### Stated goal
Your task is to filter the data below down to the lines holding "title".

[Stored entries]
..............................

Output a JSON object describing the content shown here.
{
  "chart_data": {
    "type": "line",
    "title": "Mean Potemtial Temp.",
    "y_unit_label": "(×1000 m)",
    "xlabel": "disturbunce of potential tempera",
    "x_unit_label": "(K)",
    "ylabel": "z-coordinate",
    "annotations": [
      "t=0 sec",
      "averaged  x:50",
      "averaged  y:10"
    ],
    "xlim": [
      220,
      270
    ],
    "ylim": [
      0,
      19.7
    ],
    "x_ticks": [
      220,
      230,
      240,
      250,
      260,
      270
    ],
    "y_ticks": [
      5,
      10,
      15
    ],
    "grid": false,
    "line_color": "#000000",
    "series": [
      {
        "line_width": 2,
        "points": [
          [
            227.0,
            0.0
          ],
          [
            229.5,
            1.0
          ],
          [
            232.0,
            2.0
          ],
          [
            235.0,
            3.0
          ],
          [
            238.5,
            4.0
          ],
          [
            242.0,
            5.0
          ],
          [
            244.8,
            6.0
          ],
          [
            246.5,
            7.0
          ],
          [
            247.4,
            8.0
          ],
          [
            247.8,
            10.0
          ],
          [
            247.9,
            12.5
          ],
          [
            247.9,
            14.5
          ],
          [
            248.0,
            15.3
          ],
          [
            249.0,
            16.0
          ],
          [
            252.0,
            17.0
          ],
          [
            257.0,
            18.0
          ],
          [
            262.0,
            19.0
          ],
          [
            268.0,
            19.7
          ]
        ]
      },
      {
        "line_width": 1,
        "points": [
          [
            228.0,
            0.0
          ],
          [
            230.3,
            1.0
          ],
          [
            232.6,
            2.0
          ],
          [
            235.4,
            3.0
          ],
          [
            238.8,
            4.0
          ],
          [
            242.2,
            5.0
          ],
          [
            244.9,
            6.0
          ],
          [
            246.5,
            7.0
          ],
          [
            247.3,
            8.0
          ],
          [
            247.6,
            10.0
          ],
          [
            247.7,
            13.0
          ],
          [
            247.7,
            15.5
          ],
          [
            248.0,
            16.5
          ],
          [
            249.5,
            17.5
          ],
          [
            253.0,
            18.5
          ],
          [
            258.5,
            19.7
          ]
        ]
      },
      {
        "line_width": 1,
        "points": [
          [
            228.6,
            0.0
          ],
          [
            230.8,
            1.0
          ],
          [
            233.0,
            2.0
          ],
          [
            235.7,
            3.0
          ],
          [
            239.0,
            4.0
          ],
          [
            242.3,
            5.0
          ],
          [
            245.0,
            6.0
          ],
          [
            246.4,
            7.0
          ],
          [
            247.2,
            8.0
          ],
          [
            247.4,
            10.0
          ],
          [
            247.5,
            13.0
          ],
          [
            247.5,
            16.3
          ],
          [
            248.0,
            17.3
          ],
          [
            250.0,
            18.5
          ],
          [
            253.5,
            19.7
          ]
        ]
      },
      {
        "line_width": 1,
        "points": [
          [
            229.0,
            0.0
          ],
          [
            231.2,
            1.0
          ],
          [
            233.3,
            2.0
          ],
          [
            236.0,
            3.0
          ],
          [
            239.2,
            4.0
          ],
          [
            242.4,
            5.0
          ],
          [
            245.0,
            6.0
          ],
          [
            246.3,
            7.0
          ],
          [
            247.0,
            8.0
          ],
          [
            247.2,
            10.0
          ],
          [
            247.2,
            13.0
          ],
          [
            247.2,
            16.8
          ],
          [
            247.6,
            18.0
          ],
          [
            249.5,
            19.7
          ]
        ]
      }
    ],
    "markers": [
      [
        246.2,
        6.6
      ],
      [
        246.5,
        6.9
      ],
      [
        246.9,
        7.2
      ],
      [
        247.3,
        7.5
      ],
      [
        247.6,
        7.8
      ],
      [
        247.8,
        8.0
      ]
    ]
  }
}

..............................

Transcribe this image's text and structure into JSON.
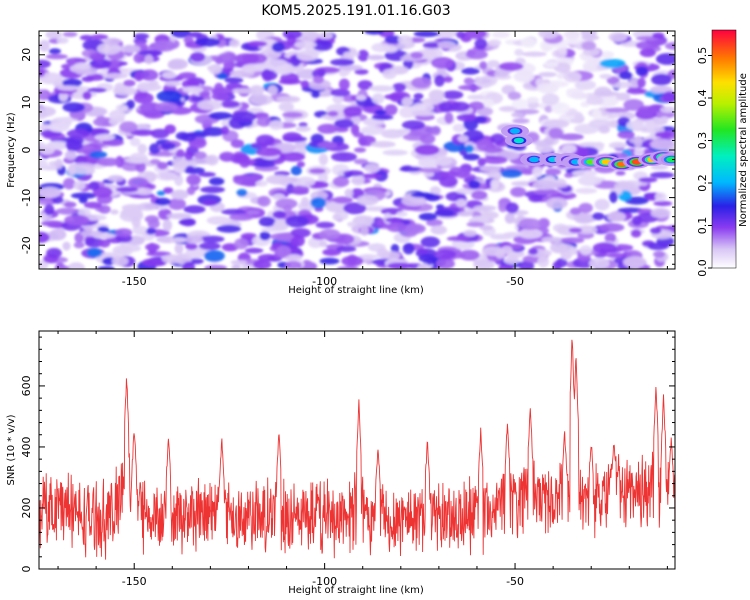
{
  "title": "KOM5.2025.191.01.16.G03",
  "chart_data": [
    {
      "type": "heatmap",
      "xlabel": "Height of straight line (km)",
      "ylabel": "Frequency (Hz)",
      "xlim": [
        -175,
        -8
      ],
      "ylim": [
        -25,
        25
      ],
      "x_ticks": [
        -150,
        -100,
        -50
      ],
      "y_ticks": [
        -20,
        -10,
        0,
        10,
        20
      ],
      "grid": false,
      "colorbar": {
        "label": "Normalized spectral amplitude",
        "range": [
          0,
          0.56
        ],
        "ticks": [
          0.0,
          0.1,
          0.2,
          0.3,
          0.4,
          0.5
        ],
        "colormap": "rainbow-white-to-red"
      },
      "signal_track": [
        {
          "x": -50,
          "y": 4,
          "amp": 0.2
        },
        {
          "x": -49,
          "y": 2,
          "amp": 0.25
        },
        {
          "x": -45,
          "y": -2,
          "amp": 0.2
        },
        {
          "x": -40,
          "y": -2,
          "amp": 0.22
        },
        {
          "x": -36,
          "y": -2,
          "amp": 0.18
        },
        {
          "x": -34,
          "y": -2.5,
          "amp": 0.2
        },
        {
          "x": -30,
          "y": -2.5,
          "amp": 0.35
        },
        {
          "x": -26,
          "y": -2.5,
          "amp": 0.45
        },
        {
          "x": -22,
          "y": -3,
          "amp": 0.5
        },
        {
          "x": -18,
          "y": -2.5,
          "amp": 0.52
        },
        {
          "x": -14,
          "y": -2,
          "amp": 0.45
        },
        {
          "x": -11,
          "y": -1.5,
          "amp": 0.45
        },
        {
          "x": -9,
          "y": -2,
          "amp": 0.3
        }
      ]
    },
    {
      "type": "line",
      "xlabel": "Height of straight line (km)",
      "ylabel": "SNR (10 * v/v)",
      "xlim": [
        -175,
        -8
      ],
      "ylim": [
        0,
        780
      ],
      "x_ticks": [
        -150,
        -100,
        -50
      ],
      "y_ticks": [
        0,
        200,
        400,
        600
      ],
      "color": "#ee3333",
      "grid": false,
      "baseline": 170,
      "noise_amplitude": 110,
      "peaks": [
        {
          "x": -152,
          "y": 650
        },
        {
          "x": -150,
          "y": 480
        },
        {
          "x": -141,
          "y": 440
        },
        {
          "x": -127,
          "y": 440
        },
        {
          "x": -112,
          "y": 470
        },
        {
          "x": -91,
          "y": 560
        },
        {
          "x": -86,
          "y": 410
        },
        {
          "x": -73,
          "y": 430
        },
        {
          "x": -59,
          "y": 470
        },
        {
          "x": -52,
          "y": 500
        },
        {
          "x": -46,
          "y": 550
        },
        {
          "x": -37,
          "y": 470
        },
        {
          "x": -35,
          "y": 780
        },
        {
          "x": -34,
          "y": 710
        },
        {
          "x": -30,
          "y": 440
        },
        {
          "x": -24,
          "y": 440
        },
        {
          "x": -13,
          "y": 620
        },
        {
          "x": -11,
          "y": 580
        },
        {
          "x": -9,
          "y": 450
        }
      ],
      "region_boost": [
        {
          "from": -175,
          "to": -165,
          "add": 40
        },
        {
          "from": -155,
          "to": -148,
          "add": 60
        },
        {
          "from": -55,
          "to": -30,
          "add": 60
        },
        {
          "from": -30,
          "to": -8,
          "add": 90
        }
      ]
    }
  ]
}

..............................

### Exercise output
    "title": "Mean Potemtial Temp.",
  "title": "KOM5.2025.191.01.16.G03",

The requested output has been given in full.